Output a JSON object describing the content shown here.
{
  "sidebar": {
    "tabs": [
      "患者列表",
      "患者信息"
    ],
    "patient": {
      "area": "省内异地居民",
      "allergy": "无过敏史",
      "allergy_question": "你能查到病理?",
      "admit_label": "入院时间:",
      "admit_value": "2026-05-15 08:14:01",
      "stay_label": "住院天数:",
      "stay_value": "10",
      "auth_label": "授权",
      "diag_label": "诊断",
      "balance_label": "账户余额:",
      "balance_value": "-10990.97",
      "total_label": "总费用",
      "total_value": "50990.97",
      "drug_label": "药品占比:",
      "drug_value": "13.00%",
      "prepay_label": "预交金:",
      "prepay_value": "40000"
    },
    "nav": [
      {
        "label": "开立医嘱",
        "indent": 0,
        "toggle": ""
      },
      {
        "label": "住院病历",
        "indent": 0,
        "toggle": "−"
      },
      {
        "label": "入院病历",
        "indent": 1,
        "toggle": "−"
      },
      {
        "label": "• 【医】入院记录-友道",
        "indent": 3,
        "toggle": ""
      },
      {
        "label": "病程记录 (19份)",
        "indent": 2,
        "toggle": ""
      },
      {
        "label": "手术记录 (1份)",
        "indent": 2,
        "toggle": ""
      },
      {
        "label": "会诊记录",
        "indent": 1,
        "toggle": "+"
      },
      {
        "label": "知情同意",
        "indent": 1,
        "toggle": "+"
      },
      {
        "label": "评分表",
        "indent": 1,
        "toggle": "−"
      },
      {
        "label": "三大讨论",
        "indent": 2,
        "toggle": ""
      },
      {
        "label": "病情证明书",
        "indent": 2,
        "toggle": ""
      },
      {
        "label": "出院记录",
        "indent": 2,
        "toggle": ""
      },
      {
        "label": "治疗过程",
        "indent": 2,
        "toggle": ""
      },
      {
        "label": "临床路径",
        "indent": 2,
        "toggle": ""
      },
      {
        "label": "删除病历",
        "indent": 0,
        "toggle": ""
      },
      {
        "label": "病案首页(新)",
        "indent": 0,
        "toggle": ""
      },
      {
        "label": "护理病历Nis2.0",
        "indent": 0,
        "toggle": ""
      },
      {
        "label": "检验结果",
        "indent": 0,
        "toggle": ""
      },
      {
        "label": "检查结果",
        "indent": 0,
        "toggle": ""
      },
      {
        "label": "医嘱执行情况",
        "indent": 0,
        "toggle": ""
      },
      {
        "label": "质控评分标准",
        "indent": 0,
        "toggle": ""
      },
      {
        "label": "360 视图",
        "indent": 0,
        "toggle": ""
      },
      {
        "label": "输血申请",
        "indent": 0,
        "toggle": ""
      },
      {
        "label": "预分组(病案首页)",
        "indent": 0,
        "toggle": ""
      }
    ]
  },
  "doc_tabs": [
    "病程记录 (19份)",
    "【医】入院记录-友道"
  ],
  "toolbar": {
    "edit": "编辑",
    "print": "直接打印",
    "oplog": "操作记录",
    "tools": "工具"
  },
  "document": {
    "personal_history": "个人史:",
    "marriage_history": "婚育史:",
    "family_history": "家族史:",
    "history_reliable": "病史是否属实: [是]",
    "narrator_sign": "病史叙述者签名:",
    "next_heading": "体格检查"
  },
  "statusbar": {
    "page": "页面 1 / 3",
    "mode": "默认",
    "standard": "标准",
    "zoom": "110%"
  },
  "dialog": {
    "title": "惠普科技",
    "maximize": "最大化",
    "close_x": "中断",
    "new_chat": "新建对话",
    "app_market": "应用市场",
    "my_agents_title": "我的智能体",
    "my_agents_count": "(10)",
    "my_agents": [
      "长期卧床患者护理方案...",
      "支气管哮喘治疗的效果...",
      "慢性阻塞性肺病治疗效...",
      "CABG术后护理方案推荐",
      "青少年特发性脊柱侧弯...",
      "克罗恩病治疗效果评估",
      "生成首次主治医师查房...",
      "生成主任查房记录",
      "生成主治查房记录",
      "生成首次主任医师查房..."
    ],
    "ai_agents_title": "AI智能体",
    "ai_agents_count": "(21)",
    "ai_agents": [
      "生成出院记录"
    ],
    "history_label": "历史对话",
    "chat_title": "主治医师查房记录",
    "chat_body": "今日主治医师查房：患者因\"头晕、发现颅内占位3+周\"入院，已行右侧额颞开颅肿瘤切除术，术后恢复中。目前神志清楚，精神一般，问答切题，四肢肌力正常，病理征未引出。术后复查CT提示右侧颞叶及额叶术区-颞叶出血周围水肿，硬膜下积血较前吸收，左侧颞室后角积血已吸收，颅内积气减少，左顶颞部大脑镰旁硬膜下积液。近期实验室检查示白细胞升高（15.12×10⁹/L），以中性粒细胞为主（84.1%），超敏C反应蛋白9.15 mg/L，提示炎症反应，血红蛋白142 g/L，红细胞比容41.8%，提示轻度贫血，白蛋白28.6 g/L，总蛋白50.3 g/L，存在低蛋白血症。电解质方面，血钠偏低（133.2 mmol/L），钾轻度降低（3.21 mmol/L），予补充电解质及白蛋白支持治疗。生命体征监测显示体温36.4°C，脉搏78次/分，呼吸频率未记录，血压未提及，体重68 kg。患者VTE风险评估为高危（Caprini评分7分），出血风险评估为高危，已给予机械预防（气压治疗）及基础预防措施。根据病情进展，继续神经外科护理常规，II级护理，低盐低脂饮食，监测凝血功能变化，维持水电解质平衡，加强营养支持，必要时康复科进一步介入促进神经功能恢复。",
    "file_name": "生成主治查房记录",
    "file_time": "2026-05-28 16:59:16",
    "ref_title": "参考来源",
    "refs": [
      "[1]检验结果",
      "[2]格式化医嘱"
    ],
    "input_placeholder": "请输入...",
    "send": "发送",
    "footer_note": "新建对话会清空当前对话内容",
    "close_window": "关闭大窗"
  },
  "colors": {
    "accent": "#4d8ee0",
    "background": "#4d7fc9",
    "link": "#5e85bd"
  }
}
****
## YOUR INSTRUCTIONS
The listing above must be transcribed exactly, line by line.

## RESPONSE TO THE TASK
Output a JSON object describing the content shown here.
{
  "sidebar": {
    "tabs": [
      "患者列表",
      "患者信息"
    ],
    "patient": {
      "area": "省内异地居民",
      "allergy": "无过敏史",
      "allergy_question": "你能查到病理?",
      "admit_label": "入院时间:",
      "admit_value": "2026-05-15 08:14:01",
      "stay_label": "住院天数:",
      "stay_value": "10",
      "auth_label": "授权",
      "diag_label": "诊断",
      "balance_label": "账户余额:",
      "balance_value": "-10990.97",
      "total_label": "总费用",
      "total_value": "50990.97",
      "drug_label": "药品占比:",
      "drug_value": "13.00%",
      "prepay_label": "预交金:",
      "prepay_value": "40000"
    },
    "nav": [
      {
        "label": "开立医嘱",
        "indent": 0,
        "toggle": ""
      },
      {
        "label": "住院病历",
        "indent": 0,
        "toggle": "−"
      },
      {
        "label": "入院病历",
        "indent": 1,
        "toggle": "−"
      },
      {
        "label": "• 【医】入院记录-友道",
        "indent": 3,
        "toggle": ""
      },
      {
        "label": "病程记录 (19份)",
        "indent": 2,
        "toggle": ""
      },
      {
        "label": "手术记录 (1份)",
        "indent": 2,
        "toggle": ""
      },
      {
        "label": "会诊记录",
        "indent": 1,
        "toggle": "+"
      },
      {
        "label": "知情同意",
        "indent": 1,
        "toggle": "+"
      },
      {
        "label": "评分表",
        "indent": 1,
        "toggle": "−"
      },
      {
        "label": "三大讨论",
        "indent": 2,
        "toggle": ""
      },
      {
        "label": "病情证明书",
        "indent": 2,
        "toggle": ""
      },
      {
        "label": "出院记录",
        "indent": 2,
        "toggle": ""
      },
      {
        "label": "治疗过程",
        "indent": 2,
        "toggle": ""
      },
      {
        "label": "临床路径",
        "indent": 2,
        "toggle": ""
      },
      {
        "label": "删除病历",
        "indent": 0,
        "toggle": ""
      },
      {
        "label": "病案首页(新)",
        "indent": 0,
        "toggle": ""
      },
      {
        "label": "护理病历Nis2.0",
        "indent": 0,
        "toggle": ""
      },
      {
        "label": "检验结果",
        "indent": 0,
        "toggle": ""
      },
      {
        "label": "检查结果",
        "indent": 0,
        "toggle": ""
      },
      {
        "label": "医嘱执行情况",
        "indent": 0,
        "toggle": ""
      },
      {
        "label": "质控评分标准",
        "indent": 0,
        "toggle": ""
      },
      {
        "label": "360 视图",
        "indent": 0,
        "toggle": ""
      },
      {
        "label": "输血申请",
        "indent": 0,
        "toggle": ""
      },
      {
        "label": "预分组(病案首页)",
        "indent": 0,
        "toggle": ""
      }
    ]
  },
  "doc_tabs": [
    "病程记录 (19份)",
    "【医】入院记录-友道"
  ],
  "toolbar": {
    "edit": "编辑",
    "print": "直接打印",
    "oplog": "操作记录",
    "tools": "工具"
  },
  "document": {
    "personal_history": "个人史:",
    "marriage_history": "婚育史:",
    "family_history": "家族史:",
    "history_reliable": "病史是否属实: [是]",
    "narrator_sign": "病史叙述者签名:",
    "next_heading": "体格检查"
  },
  "statusbar": {
    "page": "页面 1 / 3",
    "mode": "默认",
    "standard": "标准",
    "zoom": "110%"
  },
  "dialog": {
    "title": "惠普科技",
    "maximize": "最大化",
    "close_x": "中断",
    "new_chat": "新建对话",
    "app_market": "应用市场",
    "my_agents_title": "我的智能体",
    "my_agents_count": "(10)",
    "my_agents": [
      "长期卧床患者护理方案...",
      "支气管哮喘治疗的效果...",
      "慢性阻塞性肺病治疗效...",
      "CABG术后护理方案推荐",
      "青少年特发性脊柱侧弯...",
      "克罗恩病治疗效果评估",
      "生成首次主治医师查房...",
      "生成主任查房记录",
      "生成主治查房记录",
      "生成首次主任医师查房..."
    ],
    "ai_agents_title": "AI智能体",
    "ai_agents_count": "(21)",
    "ai_agents": [
      "生成出院记录"
    ],
    "history_label": "历史对话",
    "chat_title": "主治医师查房记录",
    "chat_body": "今日主治医师查房：患者因\"头晕、发现颅内占位3+周\"入院，已行右侧额颞开颅肿瘤切除术，术后恢复中。目前神志清楚，精神一般，问答切题，四肢肌力正常，病理征未引出。术后复查CT提示右侧颞叶及额叶术区-颞叶出血周围水肿，硬膜下积血较前吸收，左侧颞室后角积血已吸收，颅内积气减少，左顶颞部大脑镰旁硬膜下积液。近期实验室检查示白细胞升高（15.12×10⁹/L），以中性粒细胞为主（84.1%），超敏C反应蛋白9.15 mg/L，提示炎症反应，血红蛋白142 g/L，红细胞比容41.8%，提示轻度贫血，白蛋白28.6 g/L，总蛋白50.3 g/L，存在低蛋白血症。电解质方面，血钠偏低（133.2 mmol/L），钾轻度降低（3.21 mmol/L），予补充电解质及白蛋白支持治疗。生命体征监测显示体温36.4°C，脉搏78次/分，呼吸频率未记录，血压未提及，体重68 kg。患者VTE风险评估为高危（Caprini评分7分），出血风险评估为高危，已给予机械预防（气压治疗）及基础预防措施。根据病情进展，继续神经外科护理常规，II级护理，低盐低脂饮食，监测凝血功能变化，维持水电解质平衡，加强营养支持，必要时康复科进一步介入促进神经功能恢复。",
    "file_name": "生成主治查房记录",
    "file_time": "2026-05-28 16:59:16",
    "ref_title": "参考来源",
    "refs": [
      "[1]检验结果",
      "[2]格式化医嘱"
    ],
    "input_placeholder": "请输入...",
    "send": "发送",
    "footer_note": "新建对话会清空当前对话内容",
    "close_window": "关闭大窗"
  },
  "colors": {
    "accent": "#4d8ee0",
    "background": "#4d7fc9",
    "link": "#5e85bd"
  }
}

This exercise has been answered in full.